Data records
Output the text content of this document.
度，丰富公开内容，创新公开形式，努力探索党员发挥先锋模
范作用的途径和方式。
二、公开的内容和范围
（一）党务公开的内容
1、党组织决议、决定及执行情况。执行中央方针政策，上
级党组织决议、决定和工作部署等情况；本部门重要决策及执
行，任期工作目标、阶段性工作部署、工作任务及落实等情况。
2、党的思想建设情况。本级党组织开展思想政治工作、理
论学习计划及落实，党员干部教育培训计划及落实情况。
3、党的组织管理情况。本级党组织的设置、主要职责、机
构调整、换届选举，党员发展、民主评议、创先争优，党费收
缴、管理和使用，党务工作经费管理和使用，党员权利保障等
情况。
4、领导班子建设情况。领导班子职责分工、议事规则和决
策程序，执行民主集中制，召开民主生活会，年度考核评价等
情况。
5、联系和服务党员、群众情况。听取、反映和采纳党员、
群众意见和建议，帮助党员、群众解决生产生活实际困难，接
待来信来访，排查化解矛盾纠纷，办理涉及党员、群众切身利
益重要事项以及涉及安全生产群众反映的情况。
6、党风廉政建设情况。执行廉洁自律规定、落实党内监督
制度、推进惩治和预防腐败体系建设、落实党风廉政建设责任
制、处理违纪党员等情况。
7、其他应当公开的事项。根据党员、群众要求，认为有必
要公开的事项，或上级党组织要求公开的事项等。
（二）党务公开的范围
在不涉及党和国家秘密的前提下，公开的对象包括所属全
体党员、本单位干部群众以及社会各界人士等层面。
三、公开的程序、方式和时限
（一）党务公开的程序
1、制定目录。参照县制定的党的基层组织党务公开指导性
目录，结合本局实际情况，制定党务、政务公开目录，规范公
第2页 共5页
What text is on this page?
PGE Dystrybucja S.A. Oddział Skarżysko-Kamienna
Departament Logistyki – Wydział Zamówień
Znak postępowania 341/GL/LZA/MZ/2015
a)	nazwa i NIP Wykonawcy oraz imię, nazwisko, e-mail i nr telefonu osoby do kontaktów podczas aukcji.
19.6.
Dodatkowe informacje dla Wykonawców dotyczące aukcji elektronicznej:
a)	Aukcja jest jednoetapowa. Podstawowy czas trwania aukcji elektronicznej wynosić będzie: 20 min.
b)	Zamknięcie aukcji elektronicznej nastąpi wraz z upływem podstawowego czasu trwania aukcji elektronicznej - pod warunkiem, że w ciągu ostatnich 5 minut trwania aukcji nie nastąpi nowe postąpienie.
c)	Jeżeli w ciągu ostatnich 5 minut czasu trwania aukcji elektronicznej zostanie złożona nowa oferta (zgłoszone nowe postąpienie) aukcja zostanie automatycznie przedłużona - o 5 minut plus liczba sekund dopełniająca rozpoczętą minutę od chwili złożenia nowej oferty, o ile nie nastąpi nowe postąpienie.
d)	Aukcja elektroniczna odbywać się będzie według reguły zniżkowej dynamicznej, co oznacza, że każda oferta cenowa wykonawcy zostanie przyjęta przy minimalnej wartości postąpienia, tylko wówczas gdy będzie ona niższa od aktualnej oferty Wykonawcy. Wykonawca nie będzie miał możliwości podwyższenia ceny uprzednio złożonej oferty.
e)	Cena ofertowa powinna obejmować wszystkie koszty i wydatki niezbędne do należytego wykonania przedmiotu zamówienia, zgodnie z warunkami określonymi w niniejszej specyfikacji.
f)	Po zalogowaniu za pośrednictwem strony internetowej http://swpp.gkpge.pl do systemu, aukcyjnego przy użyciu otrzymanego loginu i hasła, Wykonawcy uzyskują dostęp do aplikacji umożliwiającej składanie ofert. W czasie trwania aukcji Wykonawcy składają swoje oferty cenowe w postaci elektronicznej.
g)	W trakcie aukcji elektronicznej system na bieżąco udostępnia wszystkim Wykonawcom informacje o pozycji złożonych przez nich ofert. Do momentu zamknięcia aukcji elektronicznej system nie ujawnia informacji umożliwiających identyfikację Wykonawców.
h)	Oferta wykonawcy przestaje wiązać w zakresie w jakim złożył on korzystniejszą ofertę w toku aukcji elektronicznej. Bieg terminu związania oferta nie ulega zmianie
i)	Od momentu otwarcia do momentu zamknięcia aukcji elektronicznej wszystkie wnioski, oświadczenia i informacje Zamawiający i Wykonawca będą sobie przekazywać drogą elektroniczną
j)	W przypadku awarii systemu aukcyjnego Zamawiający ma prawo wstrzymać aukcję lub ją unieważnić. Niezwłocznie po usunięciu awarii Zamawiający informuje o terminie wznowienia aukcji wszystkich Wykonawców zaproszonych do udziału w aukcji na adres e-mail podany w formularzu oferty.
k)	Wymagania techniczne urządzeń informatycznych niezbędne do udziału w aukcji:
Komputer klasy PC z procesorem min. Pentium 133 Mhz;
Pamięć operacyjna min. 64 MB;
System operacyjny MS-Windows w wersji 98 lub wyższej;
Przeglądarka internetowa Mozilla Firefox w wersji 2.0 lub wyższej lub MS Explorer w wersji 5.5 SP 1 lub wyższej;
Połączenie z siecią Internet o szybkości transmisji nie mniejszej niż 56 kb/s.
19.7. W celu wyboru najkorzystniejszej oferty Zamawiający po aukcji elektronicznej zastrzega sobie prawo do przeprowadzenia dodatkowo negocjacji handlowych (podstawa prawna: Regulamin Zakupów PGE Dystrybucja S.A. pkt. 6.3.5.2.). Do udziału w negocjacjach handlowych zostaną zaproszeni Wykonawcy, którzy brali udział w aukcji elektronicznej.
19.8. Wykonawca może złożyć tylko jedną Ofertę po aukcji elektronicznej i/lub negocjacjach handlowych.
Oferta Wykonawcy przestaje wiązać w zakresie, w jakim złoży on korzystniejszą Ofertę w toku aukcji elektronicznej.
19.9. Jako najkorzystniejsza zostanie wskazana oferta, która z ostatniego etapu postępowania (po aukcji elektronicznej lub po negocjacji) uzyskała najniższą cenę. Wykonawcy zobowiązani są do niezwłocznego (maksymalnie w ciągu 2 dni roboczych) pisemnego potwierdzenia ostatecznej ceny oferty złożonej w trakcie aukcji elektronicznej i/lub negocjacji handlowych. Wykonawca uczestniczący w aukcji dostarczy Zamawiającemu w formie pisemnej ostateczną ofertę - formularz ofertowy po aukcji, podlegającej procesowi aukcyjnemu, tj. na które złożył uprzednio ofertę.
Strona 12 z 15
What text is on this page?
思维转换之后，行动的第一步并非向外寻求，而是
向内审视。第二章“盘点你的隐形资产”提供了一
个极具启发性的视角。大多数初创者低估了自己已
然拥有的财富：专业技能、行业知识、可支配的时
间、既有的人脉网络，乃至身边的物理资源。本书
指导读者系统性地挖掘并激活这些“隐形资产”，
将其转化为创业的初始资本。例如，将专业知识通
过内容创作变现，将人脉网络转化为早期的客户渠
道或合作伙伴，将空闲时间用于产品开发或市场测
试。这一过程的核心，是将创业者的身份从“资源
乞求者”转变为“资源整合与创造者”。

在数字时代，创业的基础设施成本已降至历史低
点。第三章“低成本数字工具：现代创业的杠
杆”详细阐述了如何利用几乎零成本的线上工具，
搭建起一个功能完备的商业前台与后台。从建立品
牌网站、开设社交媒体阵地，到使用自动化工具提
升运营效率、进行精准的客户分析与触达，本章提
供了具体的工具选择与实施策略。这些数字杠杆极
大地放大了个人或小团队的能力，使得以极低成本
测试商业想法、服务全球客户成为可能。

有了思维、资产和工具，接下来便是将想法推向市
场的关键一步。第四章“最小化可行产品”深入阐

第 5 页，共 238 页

WORK TO COMPLETE: Search the data for the string "niezbędne". List each line that has it.

SOLUTION BELOW:
e)	Cena ofertowa powinna obejmować wszystkie koszty i wydatki niezbędne do należytego wykonania przedmiotu zamówienia, zgodnie z warunkami określonymi w niniejszej specyfikacji.
k)	Wymagania techniczne urządzeń informatycznych niezbędne do udziału w aukcji:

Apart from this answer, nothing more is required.